--- Begin ---

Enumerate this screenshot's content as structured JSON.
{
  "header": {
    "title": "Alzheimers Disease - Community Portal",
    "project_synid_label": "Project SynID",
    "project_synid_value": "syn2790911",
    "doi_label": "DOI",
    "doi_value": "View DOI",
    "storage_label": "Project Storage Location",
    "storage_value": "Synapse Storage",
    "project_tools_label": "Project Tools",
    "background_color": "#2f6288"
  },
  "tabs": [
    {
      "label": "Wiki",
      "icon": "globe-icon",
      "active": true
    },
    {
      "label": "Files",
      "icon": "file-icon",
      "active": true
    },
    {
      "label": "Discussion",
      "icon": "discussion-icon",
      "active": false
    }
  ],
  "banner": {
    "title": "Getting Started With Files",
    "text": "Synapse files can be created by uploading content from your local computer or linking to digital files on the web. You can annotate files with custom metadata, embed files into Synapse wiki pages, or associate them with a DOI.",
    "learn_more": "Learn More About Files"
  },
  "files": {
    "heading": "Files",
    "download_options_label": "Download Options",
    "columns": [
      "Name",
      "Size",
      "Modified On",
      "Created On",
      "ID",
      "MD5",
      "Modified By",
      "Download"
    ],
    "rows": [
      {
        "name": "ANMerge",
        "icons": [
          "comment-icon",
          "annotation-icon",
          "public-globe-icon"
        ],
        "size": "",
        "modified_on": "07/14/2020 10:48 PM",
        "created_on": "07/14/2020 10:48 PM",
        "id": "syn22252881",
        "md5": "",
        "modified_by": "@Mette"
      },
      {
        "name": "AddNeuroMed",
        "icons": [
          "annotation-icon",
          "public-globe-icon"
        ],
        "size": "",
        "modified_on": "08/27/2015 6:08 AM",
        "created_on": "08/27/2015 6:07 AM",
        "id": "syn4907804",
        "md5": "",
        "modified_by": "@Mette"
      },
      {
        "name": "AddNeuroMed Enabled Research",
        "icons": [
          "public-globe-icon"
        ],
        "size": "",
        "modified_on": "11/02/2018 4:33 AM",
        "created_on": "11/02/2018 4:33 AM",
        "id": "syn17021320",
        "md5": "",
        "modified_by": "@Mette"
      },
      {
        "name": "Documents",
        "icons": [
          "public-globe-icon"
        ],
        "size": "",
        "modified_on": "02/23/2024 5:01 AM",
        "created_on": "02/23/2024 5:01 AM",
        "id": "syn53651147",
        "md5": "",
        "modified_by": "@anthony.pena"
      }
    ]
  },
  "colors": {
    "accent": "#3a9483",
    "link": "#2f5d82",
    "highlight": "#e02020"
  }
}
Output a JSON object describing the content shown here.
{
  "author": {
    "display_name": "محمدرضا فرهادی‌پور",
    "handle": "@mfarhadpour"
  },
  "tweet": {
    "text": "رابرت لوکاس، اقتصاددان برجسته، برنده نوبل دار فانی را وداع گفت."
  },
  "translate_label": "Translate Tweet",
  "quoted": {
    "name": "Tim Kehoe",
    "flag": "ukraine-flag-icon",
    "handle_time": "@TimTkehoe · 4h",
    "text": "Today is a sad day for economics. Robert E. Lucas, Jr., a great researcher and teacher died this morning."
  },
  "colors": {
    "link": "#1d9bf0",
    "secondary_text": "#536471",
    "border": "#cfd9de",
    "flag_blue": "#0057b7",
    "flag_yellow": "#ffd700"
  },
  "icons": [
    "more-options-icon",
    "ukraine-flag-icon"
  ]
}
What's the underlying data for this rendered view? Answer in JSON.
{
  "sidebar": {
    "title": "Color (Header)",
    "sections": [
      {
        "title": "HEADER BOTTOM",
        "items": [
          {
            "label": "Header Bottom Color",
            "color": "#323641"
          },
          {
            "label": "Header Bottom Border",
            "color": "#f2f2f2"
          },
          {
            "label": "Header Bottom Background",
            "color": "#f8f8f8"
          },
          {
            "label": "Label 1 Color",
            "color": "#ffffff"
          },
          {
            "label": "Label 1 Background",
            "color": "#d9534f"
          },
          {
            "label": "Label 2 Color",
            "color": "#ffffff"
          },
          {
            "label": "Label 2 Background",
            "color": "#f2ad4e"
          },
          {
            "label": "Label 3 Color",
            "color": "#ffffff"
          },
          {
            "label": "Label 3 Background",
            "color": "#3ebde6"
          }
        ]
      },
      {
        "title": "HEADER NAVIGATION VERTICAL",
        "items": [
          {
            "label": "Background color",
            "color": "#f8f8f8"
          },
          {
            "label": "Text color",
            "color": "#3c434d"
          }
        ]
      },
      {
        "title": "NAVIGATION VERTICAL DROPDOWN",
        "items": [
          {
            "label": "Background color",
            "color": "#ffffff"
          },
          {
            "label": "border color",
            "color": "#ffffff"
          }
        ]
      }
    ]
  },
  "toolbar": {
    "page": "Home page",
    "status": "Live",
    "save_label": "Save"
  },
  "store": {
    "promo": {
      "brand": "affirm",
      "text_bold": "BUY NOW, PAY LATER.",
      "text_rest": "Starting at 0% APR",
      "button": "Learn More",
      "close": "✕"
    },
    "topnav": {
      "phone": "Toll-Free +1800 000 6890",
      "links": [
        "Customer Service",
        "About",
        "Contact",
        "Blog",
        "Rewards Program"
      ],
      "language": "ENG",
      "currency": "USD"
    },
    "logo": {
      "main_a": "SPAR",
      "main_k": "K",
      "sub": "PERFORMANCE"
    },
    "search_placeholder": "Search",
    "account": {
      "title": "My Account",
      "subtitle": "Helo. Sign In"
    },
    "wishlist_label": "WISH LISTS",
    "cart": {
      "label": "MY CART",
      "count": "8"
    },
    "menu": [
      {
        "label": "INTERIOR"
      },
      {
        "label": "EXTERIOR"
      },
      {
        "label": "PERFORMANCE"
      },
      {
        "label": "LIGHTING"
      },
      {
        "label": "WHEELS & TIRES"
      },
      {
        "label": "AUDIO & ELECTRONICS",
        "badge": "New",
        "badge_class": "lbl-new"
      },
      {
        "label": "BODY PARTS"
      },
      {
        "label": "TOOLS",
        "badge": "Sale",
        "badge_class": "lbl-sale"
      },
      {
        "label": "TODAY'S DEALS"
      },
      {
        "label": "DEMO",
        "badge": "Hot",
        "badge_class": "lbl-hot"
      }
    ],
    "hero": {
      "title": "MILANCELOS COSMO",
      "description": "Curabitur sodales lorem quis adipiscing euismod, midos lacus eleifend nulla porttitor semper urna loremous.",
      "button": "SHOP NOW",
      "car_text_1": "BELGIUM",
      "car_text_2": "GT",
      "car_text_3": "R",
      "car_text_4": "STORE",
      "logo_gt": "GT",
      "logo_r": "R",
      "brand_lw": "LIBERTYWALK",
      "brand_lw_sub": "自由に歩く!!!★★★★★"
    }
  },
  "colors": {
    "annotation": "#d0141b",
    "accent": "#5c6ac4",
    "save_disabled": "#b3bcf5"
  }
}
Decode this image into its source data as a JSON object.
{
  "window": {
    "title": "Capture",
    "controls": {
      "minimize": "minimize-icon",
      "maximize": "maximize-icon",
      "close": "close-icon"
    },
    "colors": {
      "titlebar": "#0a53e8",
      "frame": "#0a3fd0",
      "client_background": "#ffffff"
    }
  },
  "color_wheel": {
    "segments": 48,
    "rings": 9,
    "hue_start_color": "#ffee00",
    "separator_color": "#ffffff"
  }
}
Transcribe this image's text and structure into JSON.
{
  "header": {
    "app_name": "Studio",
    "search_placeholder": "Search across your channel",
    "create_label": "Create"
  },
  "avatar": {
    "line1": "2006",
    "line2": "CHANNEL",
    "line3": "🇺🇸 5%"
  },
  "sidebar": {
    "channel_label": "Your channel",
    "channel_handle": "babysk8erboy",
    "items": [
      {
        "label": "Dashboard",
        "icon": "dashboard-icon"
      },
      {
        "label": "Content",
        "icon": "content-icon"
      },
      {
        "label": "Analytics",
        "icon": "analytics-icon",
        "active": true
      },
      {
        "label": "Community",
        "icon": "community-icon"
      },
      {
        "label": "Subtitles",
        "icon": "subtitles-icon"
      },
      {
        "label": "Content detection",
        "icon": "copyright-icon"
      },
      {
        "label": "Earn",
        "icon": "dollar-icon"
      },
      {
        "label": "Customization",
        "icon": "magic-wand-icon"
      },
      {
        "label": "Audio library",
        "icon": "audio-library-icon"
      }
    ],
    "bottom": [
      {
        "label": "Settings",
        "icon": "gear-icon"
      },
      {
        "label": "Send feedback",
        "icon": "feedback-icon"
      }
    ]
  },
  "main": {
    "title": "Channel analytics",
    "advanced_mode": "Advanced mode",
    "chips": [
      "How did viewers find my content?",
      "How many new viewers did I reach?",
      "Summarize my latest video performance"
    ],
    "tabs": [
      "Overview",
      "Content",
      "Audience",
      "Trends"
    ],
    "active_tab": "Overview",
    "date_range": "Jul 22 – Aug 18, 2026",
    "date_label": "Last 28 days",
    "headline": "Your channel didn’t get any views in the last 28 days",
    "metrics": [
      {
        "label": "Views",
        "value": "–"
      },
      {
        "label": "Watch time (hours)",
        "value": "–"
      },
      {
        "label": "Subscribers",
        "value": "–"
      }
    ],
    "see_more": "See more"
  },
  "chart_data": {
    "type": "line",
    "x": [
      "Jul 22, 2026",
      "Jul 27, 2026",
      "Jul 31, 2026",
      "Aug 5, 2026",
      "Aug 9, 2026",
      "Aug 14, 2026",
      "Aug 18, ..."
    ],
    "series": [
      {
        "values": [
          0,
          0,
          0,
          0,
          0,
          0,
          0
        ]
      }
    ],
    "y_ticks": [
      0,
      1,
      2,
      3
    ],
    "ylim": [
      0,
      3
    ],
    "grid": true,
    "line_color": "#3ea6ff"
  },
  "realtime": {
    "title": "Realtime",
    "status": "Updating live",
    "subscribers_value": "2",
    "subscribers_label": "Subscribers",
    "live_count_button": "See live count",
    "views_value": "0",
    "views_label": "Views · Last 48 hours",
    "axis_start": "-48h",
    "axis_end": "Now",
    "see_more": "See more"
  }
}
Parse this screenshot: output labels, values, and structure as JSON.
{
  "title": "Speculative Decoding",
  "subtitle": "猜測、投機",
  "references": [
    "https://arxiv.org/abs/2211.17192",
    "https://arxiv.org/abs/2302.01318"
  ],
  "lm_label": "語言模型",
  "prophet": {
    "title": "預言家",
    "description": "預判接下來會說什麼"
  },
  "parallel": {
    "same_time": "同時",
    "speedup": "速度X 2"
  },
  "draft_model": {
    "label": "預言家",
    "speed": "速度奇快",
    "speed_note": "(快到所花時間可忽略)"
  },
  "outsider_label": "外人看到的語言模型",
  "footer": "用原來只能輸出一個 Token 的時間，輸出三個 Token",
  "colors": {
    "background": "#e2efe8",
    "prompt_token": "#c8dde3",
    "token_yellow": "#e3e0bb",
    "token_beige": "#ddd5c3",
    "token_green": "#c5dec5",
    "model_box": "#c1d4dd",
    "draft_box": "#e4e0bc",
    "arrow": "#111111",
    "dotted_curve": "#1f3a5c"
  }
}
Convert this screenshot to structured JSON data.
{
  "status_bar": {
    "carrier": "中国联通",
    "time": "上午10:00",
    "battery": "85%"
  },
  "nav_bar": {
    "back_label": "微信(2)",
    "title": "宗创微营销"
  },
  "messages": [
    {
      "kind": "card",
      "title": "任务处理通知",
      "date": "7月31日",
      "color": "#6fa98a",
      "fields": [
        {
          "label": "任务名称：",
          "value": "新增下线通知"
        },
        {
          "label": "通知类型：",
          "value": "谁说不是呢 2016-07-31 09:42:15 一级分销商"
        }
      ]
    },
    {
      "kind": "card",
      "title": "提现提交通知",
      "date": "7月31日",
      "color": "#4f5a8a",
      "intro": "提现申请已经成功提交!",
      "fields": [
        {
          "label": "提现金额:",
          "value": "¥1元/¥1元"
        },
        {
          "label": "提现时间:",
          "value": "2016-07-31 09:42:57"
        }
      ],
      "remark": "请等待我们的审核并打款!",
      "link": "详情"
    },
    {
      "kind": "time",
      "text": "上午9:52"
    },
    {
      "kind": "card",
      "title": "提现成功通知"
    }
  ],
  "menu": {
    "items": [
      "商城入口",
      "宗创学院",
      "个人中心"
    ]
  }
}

--- End ---

Task description.
Above are entries; state the number of lines among them that contain "true", and nothing else.

Worked answer.
4